• _What this task involves_:
Transcribe all the records exactly and omit any images they hold.

(Stored items from a collection)

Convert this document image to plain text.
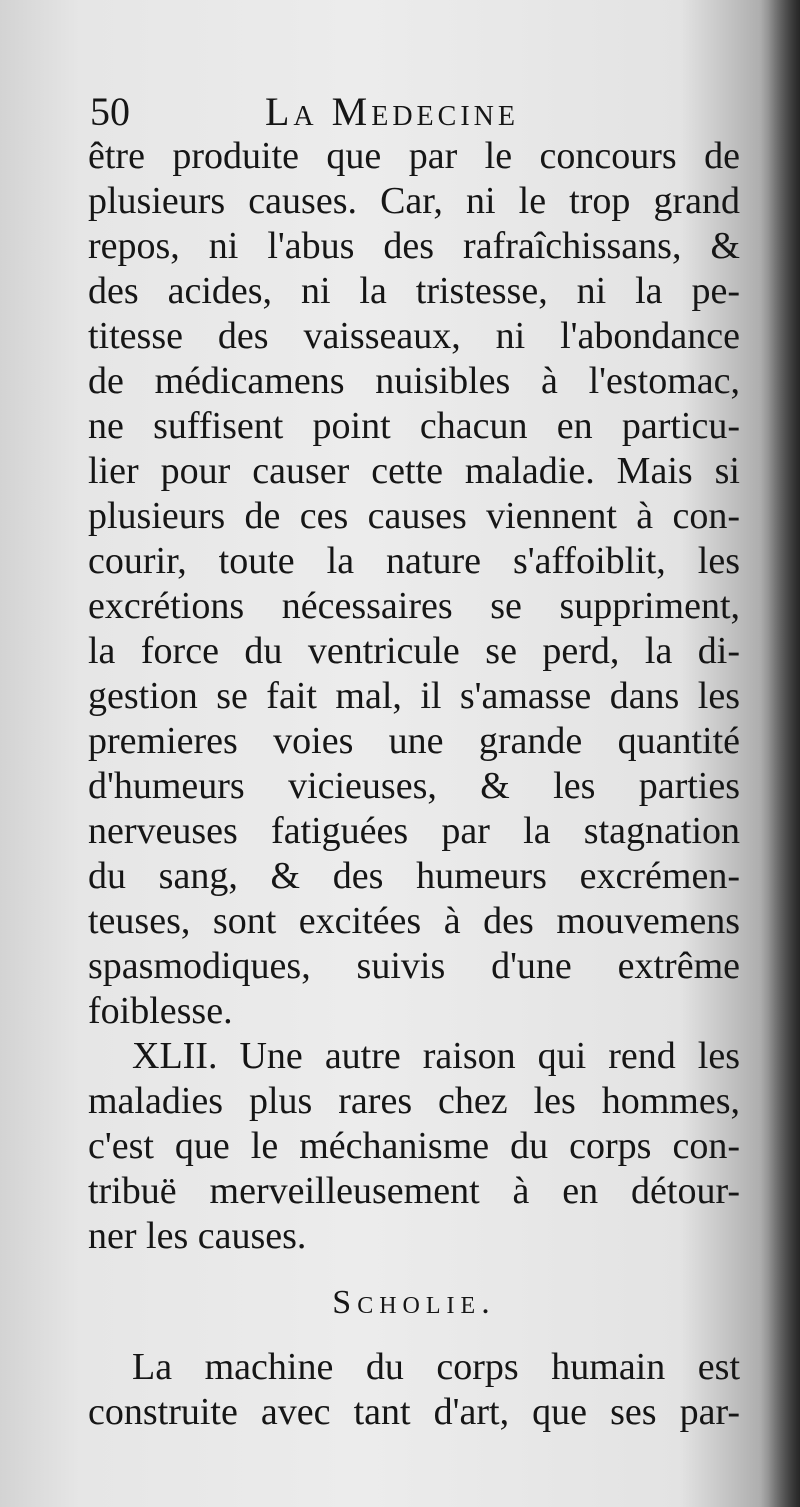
50	La Medecine
être produite que par le concours de
plusieurs causes. Car, ni le trop grand
repos, ni l'abus des rafraîchissans, &
des acides, ni la tristesse, ni la pe-
titesse des vaisseaux, ni l'abondance
de médicamens nuisibles à l'estomac,
ne suffisent point chacun en particu-
lier pour causer cette maladie. Mais si
plusieurs de ces causes viennent à con-
courir, toute la nature s'affoiblit, les
excrétions nécessaires se suppriment,
la force du ventricule se perd, la di-
gestion se fait mal, il s'amasse dans les
premieres voies une grande quantité
d'humeurs vicieuses, & les parties
nerveuses fatiguées par la stagnation
du sang, & des humeurs excrémen-
teuses, sont excitées à des mouvemens
spasmodiques, suivis d'une extrême
foiblesse.
XLII. Une autre raison qui rend les
maladies plus rares chez les hommes,
c'est que le méchanisme du corps con-
tribuë merveilleusement à en détour-
ner les causes.
Scholie.
La machine du corps humain est
construite avec tant d'art, que ses par-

• _Task output_:
Convert this document image to plain text.
50	La Medecine
être produite que par le concours de
plusieurs causes. Car, ni le trop grand
repos, ni l'abus des rafraîchissans, &
des acides, ni la tristesse, ni la pe-
titesse des vaisseaux, ni l'abondance
de médicamens nuisibles à l'estomac,
ne suffisent point chacun en particu-
lier pour causer cette maladie. Mais si
plusieurs de ces causes viennent à con-
courir, toute la nature s'affoiblit, les
excrétions nécessaires se suppriment,
la force du ventricule se perd, la di-
gestion se fait mal, il s'amasse dans les
premieres voies une grande quantité
d'humeurs vicieuses, & les parties
nerveuses fatiguées par la stagnation
du sang, & des humeurs excrémen-
teuses, sont excitées à des mouvemens
spasmodiques, suivis d'une extrême
foiblesse.
XLII. Une autre raison qui rend les
maladies plus rares chez les hommes,
c'est que le méchanisme du corps con-
tribuë merveilleusement à en détour-
ner les causes.
Scholie.
La machine du corps humain est
construite avec tant d'art, que ses par-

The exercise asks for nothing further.